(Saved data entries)
— start —

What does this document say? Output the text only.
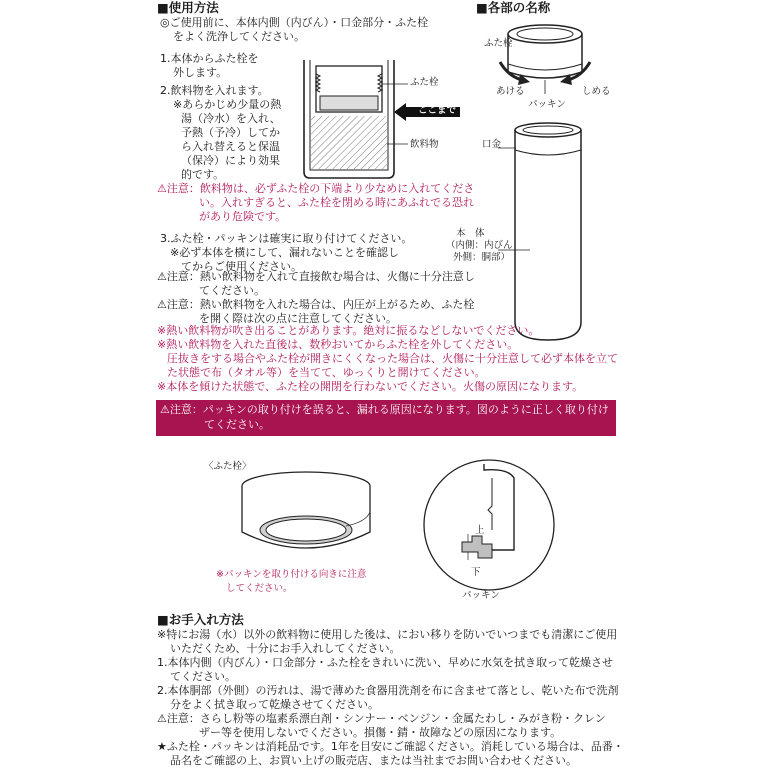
■使用方法
◎ご使用前に、本体内側（内びん）・口金部分・ふた栓
をよく洗浄してください。
1.本体からふた栓を
外します。
2.飲料物を入れます。
※あらかじめ少量の熱
湯（冷水）を入れ、
予熱（予冷）してか
ら入れ替えると保温
（保冷）により効果
的です。
⚠注意：飲料物は、必ずふた栓の下端より少なめに入れてくださ
い。入れすぎると、ふた栓を閉める時にあふれでる恐れ
があり危険です。
ふた栓
ここまで
飲料物
3.ふた栓・パッキンは確実に取り付けてください。
※必ず本体を横にして、漏れないことを確認し
てからご使用ください。
⚠注意：熱い飲料物を入れて直接飲む場合は、火傷に十分注意し
てください。
⚠注意：熱い飲料物を入れた場合は、内圧が上がるため、ふた栓
を開く際は次の点に注意してください。
※熱い飲料物が吹き出ることがあります。絶対に振るなどしないでください。
※熱い飲料物を入れた直後は、数秒おいてからふた栓を外してください。
圧抜きをする場合やふた栓が開きにくくなった場合は、火傷に十分注意して必ず本体を立て
た状態で布（タオル等）を当てて、ゆっくりと開けてください。
※本体を傾けた状態で、ふた栓の開閉を行わないでください。火傷の原因になります。
■各部の名称
ふた栓
あける	しめる
パッキン
口金
本　体
（内側：内びん
外側：胴部）
⚠注意：パッキンの取り付けを誤ると、漏れる原因になります。図のように正しく取り付け
てください。
〈ふた栓〉
上
下
パッキン
※パッキンを取り付ける向きに注意
してください。
■お手入れ方法
※特にお湯（水）以外の飲料物に使用した後は、におい移りを防いでいつまでも清潔にご使用
いただくため、十分にお手入れしてください。
1.本体内側（内びん）・口金部分・ふた栓をきれいに洗い、早めに水気を拭き取って乾燥させ
てください。
2.本体胴部（外側）の汚れは、湯で薄めた食器用洗剤を布に含ませて落とし、乾いた布で洗剤
分をよく拭き取って乾燥させてください。
⚠注意：さらし粉等の塩素系漂白剤・シンナー・ベンジン・金属たわし・みがき粉・クレン
ザー等を使用しないでください。損傷・錆・故障などの原因になります。
★ふた栓・パッキンは消耗品です。1年を目安にご確認ください。消耗している場合は、品番・
品名をご確認の上、お買い上げの販売店、または当社までお問い合わせください。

— end —

- What the exercise asks:
Images must not appear in the copy; reproduce everything else in the records verbatim.

- Problem solution:
What does this document say? Output the text only.
■使用方法
◎ご使用前に、本体内側（内びん）・口金部分・ふた栓
をよく洗浄してください。
1.本体からふた栓を
外します。
2.飲料物を入れます。
※あらかじめ少量の熱
湯（冷水）を入れ、
予熱（予冷）してか
ら入れ替えると保温
（保冷）により効果
的です。
⚠注意：飲料物は、必ずふた栓の下端より少なめに入れてくださ
い。入れすぎると、ふた栓を閉める時にあふれでる恐れ
があり危険です。
ふた栓
ここまで
飲料物
3.ふた栓・パッキンは確実に取り付けてください。
※必ず本体を横にして、漏れないことを確認し
てからご使用ください。
⚠注意：熱い飲料物を入れて直接飲む場合は、火傷に十分注意し
てください。
⚠注意：熱い飲料物を入れた場合は、内圧が上がるため、ふた栓
を開く際は次の点に注意してください。
※熱い飲料物が吹き出ることがあります。絶対に振るなどしないでください。
※熱い飲料物を入れた直後は、数秒おいてからふた栓を外してください。
圧抜きをする場合やふた栓が開きにくくなった場合は、火傷に十分注意して必ず本体を立て
た状態で布（タオル等）を当てて、ゆっくりと開けてください。
※本体を傾けた状態で、ふた栓の開閉を行わないでください。火傷の原因になります。
■各部の名称
ふた栓
あける	しめる
パッキン
口金
本　体
（内側：内びん
外側：胴部）
⚠注意：パッキンの取り付けを誤ると、漏れる原因になります。図のように正しく取り付け
てください。
〈ふた栓〉
上
下
パッキン
※パッキンを取り付ける向きに注意
してください。
■お手入れ方法
※特にお湯（水）以外の飲料物に使用した後は、におい移りを防いでいつまでも清潔にご使用
いただくため、十分にお手入れしてください。
1.本体内側（内びん）・口金部分・ふた栓をきれいに洗い、早めに水気を拭き取って乾燥させ
てください。
2.本体胴部（外側）の汚れは、湯で薄めた食器用洗剤を布に含ませて落とし、乾いた布で洗剤
分をよく拭き取って乾燥させてください。
⚠注意：さらし粉等の塩素系漂白剤・シンナー・ベンジン・金属たわし・みがき粉・クレン
ザー等を使用しないでください。損傷・錆・故障などの原因になります。
★ふた栓・パッキンは消耗品です。1年を目安にご確認ください。消耗している場合は、品番・
品名をご確認の上、お買い上げの販売店、または当社までお問い合わせください。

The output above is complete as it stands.